■ **EXERCISE INSTRUCTIONS**
Please return every line of the records below, copied character for character with no changes.
------------------------------------
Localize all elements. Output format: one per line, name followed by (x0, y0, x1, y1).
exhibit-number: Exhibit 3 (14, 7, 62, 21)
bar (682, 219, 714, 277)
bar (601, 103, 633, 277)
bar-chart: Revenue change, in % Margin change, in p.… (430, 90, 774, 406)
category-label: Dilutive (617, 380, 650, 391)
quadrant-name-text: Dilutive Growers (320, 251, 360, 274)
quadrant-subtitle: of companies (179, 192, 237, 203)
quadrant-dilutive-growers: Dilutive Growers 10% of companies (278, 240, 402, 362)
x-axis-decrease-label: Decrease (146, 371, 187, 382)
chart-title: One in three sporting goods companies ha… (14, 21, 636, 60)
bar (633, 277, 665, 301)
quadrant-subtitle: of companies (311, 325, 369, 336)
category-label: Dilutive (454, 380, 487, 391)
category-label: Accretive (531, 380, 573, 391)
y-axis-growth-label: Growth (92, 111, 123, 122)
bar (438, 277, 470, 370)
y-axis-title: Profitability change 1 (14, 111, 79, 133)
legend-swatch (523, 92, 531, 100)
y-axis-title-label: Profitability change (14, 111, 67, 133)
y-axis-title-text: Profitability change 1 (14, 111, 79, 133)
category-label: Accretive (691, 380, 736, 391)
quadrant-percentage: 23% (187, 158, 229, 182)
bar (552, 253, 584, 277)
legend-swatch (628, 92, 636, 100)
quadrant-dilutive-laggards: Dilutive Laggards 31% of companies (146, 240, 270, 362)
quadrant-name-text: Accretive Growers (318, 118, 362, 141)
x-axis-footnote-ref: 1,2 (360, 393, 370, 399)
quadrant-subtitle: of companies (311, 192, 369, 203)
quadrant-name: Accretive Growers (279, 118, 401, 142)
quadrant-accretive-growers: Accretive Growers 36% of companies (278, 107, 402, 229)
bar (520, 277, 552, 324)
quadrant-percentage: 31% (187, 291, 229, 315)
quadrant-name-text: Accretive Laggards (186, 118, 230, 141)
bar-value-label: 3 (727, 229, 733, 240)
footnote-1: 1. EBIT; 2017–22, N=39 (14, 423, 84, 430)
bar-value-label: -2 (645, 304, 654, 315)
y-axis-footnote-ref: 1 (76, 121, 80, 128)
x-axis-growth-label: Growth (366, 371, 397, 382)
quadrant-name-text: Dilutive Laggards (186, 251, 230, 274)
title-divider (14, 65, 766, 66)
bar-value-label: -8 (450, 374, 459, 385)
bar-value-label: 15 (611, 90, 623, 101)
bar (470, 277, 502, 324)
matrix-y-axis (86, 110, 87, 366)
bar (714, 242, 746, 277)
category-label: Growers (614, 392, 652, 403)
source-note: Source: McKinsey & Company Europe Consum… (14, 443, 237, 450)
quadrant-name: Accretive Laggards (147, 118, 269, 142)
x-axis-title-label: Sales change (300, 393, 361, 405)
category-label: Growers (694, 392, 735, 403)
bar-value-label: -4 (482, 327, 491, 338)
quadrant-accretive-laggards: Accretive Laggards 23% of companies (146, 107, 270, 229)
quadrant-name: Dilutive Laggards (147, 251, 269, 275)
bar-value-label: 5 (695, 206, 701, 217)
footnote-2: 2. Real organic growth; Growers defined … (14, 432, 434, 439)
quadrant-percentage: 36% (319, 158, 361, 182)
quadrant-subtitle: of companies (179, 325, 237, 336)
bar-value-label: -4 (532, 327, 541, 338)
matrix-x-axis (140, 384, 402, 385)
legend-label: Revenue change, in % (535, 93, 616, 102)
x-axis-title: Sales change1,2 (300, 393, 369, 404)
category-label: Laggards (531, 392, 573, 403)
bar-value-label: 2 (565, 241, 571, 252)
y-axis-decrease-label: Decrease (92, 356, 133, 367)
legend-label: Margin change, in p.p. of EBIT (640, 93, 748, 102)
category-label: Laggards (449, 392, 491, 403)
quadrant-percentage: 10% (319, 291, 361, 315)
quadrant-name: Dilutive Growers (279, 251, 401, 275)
------------------------------------
■ **OUTPUT BELOW**
Localize all elements. Output format: one per line, name followed by (x0, y0, x1, y1).
exhibit-number: Exhibit 3 (14, 7, 62, 21)
bar (682, 219, 714, 277)
bar (601, 103, 633, 277)
bar-chart: Revenue change, in % Margin change, in p.… (430, 90, 774, 406)
category-label: Dilutive (617, 380, 650, 391)
quadrant-name-text: Dilutive Growers (320, 251, 360, 274)
quadrant-subtitle: of companies (179, 192, 237, 203)
quadrant-dilutive-growers: Dilutive Growers 10% of companies (278, 240, 402, 362)
x-axis-decrease-label: Decrease (146, 371, 187, 382)
chart-title: One in three sporting goods companies ha… (14, 21, 636, 60)
bar (633, 277, 665, 301)
quadrant-subtitle: of companies (311, 325, 369, 336)
category-label: Dilutive (454, 380, 487, 391)
category-label: Accretive (531, 380, 573, 391)
y-axis-growth-label: Growth (92, 111, 123, 122)
bar (438, 277, 470, 370)
y-axis-title: Profitability change 1 (14, 111, 79, 133)
legend-swatch (523, 92, 531, 100)
y-axis-title-label: Profitability change (14, 111, 67, 133)
y-axis-title-text: Profitability change 1 (14, 111, 79, 133)
category-label: Accretive (691, 380, 736, 391)
quadrant-percentage: 23% (187, 158, 229, 182)
bar (552, 253, 584, 277)
legend-swatch (628, 92, 636, 100)
quadrant-dilutive-laggards: Dilutive Laggards 31% of companies (146, 240, 270, 362)
quadrant-name-text: Accretive Growers (318, 118, 362, 141)
x-axis-footnote-ref: 1,2 (360, 393, 370, 399)
quadrant-subtitle: of companies (311, 192, 369, 203)
quadrant-name: Accretive Growers (279, 118, 401, 142)
quadrant-accretive-growers: Accretive Growers 36% of companies (278, 107, 402, 229)
bar (520, 277, 552, 324)
quadrant-percentage: 31% (187, 291, 229, 315)
quadrant-name-text: Accretive Laggards (186, 118, 230, 141)
bar-value-label: 3 (727, 229, 733, 240)
footnote-1: 1. EBIT; 2017–22, N=39 (14, 423, 84, 430)
bar-value-label: -2 (645, 304, 654, 315)
y-axis-footnote-ref: 1 (76, 121, 80, 128)
x-axis-growth-label: Growth (366, 371, 397, 382)
quadrant-name-text: Dilutive Laggards (186, 251, 230, 274)
title-divider (14, 65, 766, 66)
bar-value-label: -8 (450, 374, 459, 385)
bar-value-label: 15 (611, 90, 623, 101)
bar (470, 277, 502, 324)
matrix-y-axis (86, 110, 87, 366)
bar (714, 242, 746, 277)
category-label: Growers (614, 392, 652, 403)
source-note: Source: McKinsey & Company Europe Consum… (14, 443, 237, 450)
quadrant-name: Accretive Laggards (147, 118, 269, 142)
x-axis-title-label: Sales change (300, 393, 361, 405)
category-label: Growers (694, 392, 735, 403)
bar-value-label: -4 (482, 327, 491, 338)
quadrant-accretive-laggards: Accretive Laggards 23% of companies (146, 107, 270, 229)
quadrant-name: Dilutive Laggards (147, 251, 269, 275)
bar-value-label: 5 (695, 206, 701, 217)
footnote-2: 2. Real organic growth; Growers defined … (14, 432, 434, 439)
quadrant-percentage: 36% (319, 158, 361, 182)
quadrant-subtitle: of companies (179, 325, 237, 336)
bar-value-label: -4 (532, 327, 541, 338)
matrix-x-axis (140, 384, 402, 385)
legend-label: Revenue change, in % (535, 93, 616, 102)
x-axis-title: Sales change1,2 (300, 393, 369, 404)
category-label: Laggards (531, 392, 573, 403)
bar-value-label: 2 (565, 241, 571, 252)
y-axis-decrease-label: Decrease (92, 356, 133, 367)
legend-label: Margin change, in p.p. of EBIT (640, 93, 748, 102)
category-label: Laggards (449, 392, 491, 403)
quadrant-percentage: 10% (319, 291, 361, 315)
quadrant-name: Dilutive Growers (279, 251, 401, 275)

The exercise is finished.